# WORK INSTRUCTIONS
Write out all of the data exactly as it appears.

# SOURCE RECORDS
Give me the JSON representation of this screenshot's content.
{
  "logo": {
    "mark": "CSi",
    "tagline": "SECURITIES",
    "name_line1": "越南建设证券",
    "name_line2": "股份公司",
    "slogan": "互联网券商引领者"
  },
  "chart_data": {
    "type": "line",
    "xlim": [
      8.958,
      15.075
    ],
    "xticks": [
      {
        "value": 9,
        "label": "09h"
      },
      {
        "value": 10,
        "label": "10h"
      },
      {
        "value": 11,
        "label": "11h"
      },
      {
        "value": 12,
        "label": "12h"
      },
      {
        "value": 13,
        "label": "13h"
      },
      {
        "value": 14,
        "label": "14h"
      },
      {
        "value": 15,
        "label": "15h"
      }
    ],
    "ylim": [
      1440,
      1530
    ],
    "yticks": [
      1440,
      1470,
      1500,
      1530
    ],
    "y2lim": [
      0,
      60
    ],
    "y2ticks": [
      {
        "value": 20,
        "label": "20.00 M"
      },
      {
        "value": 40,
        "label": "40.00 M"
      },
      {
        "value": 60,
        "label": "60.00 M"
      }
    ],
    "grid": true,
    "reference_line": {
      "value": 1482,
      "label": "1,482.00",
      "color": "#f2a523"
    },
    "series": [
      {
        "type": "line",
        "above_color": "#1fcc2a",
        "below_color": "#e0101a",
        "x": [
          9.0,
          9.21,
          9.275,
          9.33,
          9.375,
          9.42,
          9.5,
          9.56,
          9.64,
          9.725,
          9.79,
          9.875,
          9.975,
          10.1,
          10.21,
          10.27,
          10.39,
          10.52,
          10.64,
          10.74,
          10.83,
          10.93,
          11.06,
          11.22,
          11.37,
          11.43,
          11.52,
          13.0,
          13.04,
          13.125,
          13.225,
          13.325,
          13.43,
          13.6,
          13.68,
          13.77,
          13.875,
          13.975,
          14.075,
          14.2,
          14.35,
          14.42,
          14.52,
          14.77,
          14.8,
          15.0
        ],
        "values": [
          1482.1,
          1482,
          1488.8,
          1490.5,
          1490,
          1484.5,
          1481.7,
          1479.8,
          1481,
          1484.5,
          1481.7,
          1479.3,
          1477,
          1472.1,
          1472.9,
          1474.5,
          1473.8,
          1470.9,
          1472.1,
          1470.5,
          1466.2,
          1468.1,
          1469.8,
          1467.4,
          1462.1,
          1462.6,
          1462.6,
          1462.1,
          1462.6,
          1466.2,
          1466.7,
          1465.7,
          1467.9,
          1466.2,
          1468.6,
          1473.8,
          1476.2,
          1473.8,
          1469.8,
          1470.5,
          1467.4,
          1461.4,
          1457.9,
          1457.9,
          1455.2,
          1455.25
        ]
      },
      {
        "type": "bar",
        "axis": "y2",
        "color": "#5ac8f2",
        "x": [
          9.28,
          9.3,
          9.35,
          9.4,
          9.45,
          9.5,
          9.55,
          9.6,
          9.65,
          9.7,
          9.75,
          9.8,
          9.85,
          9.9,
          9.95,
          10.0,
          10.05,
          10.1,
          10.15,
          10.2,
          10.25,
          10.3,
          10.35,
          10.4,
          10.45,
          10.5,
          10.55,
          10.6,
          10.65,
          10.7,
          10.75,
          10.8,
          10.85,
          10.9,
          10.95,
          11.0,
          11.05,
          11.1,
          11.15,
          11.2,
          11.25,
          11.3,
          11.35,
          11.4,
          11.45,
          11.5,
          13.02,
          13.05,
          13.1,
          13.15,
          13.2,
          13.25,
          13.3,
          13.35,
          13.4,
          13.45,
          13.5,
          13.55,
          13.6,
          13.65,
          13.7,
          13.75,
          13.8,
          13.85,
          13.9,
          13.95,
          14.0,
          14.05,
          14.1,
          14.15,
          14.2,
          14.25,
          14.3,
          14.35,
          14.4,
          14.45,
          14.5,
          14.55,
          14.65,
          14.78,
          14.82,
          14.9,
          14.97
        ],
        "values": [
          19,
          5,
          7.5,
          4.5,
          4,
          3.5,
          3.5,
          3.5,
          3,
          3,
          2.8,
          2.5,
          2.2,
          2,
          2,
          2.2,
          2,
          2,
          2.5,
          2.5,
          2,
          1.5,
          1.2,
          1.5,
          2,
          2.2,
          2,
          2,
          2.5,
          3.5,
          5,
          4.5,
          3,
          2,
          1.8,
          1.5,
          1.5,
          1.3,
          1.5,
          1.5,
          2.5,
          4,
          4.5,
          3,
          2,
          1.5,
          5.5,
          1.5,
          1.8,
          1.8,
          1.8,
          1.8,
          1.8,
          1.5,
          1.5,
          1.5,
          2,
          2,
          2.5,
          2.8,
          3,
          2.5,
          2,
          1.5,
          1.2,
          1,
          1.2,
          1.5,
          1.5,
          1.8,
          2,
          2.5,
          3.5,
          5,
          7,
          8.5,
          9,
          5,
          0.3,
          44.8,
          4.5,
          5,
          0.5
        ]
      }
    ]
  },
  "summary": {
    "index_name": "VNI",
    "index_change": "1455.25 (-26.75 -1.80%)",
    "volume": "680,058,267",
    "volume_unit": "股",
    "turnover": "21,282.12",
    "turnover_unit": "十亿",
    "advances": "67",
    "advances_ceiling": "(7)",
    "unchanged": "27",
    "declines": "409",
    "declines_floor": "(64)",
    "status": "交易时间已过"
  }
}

# EXERCISE RESPONSE
Give me the JSON representation of this screenshot's content.
{
  "logo": {
    "mark": "CSi",
    "tagline": "SECURITIES",
    "name_line1": "越南建设证券",
    "name_line2": "股份公司",
    "slogan": "互联网券商引领者"
  },
  "chart_data": {
    "type": "line",
    "xlim": [
      8.958,
      15.075
    ],
    "xticks": [
      {
        "value": 9,
        "label": "09h"
      },
      {
        "value": 10,
        "label": "10h"
      },
      {
        "value": 11,
        "label": "11h"
      },
      {
        "value": 12,
        "label": "12h"
      },
      {
        "value": 13,
        "label": "13h"
      },
      {
        "value": 14,
        "label": "14h"
      },
      {
        "value": 15,
        "label": "15h"
      }
    ],
    "ylim": [
      1440,
      1530
    ],
    "yticks": [
      1440,
      1470,
      1500,
      1530
    ],
    "y2lim": [
      0,
      60
    ],
    "y2ticks": [
      {
        "value": 20,
        "label": "20.00 M"
      },
      {
        "value": 40,
        "label": "40.00 M"
      },
      {
        "value": 60,
        "label": "60.00 M"
      }
    ],
    "grid": true,
    "reference_line": {
      "value": 1482,
      "label": "1,482.00",
      "color": "#f2a523"
    },
    "series": [
      {
        "type": "line",
        "above_color": "#1fcc2a",
        "below_color": "#e0101a",
        "x": [
          9.0,
          9.21,
          9.275,
          9.33,
          9.375,
          9.42,
          9.5,
          9.56,
          9.64,
          9.725,
          9.79,
          9.875,
          9.975,
          10.1,
          10.21,
          10.27,
          10.39,
          10.52,
          10.64,
          10.74,
          10.83,
          10.93,
          11.06,
          11.22,
          11.37,
          11.43,
          11.52,
          13.0,
          13.04,
          13.125,
          13.225,
          13.325,
          13.43,
          13.6,
          13.68,
          13.77,
          13.875,
          13.975,
          14.075,
          14.2,
          14.35,
          14.42,
          14.52,
          14.77,
          14.8,
          15.0
        ],
        "values": [
          1482.1,
          1482,
          1488.8,
          1490.5,
          1490,
          1484.5,
          1481.7,
          1479.8,
          1481,
          1484.5,
          1481.7,
          1479.3,
          1477,
          1472.1,
          1472.9,
          1474.5,
          1473.8,
          1470.9,
          1472.1,
          1470.5,
          1466.2,
          1468.1,
          1469.8,
          1467.4,
          1462.1,
          1462.6,
          1462.6,
          1462.1,
          1462.6,
          1466.2,
          1466.7,
          1465.7,
          1467.9,
          1466.2,
          1468.6,
          1473.8,
          1476.2,
          1473.8,
          1469.8,
          1470.5,
          1467.4,
          1461.4,
          1457.9,
          1457.9,
          1455.2,
          1455.25
        ]
      },
      {
        "type": "bar",
        "axis": "y2",
        "color": "#5ac8f2",
        "x": [
          9.28,
          9.3,
          9.35,
          9.4,
          9.45,
          9.5,
          9.55,
          9.6,
          9.65,
          9.7,
          9.75,
          9.8,
          9.85,
          9.9,
          9.95,
          10.0,
          10.05,
          10.1,
          10.15,
          10.2,
          10.25,
          10.3,
          10.35,
          10.4,
          10.45,
          10.5,
          10.55,
          10.6,
          10.65,
          10.7,
          10.75,
          10.8,
          10.85,
          10.9,
          10.95,
          11.0,
          11.05,
          11.1,
          11.15,
          11.2,
          11.25,
          11.3,
          11.35,
          11.4,
          11.45,
          11.5,
          13.02,
          13.05,
          13.1,
          13.15,
          13.2,
          13.25,
          13.3,
          13.35,
          13.4,
          13.45,
          13.5,
          13.55,
          13.6,
          13.65,
          13.7,
          13.75,
          13.8,
          13.85,
          13.9,
          13.95,
          14.0,
          14.05,
          14.1,
          14.15,
          14.2,
          14.25,
          14.3,
          14.35,
          14.4,
          14.45,
          14.5,
          14.55,
          14.65,
          14.78,
          14.82,
          14.9,
          14.97
        ],
        "values": [
          19,
          5,
          7.5,
          4.5,
          4,
          3.5,
          3.5,
          3.5,
          3,
          3,
          2.8,
          2.5,
          2.2,
          2,
          2,
          2.2,
          2,
          2,
          2.5,
          2.5,
          2,
          1.5,
          1.2,
          1.5,
          2,
          2.2,
          2,
          2,
          2.5,
          3.5,
          5,
          4.5,
          3,
          2,
          1.8,
          1.5,
          1.5,
          1.3,
          1.5,
          1.5,
          2.5,
          4,
          4.5,
          3,
          2,
          1.5,
          5.5,
          1.5,
          1.8,
          1.8,
          1.8,
          1.8,
          1.8,
          1.5,
          1.5,
          1.5,
          2,
          2,
          2.5,
          2.8,
          3,
          2.5,
          2,
          1.5,
          1.2,
          1,
          1.2,
          1.5,
          1.5,
          1.8,
          2,
          2.5,
          3.5,
          5,
          7,
          8.5,
          9,
          5,
          0.3,
          44.8,
          4.5,
          5,
          0.5
        ]
      }
    ]
  },
  "summary": {
    "index_name": "VNI",
    "index_change": "1455.25 (-26.75 -1.80%)",
    "volume": "680,058,267",
    "volume_unit": "股",
    "turnover": "21,282.12",
    "turnover_unit": "十亿",
    "advances": "67",
    "advances_ceiling": "(7)",
    "unchanged": "27",
    "declines": "409",
    "declines_floor": "(64)",
    "status": "交易时间已过"
  }
}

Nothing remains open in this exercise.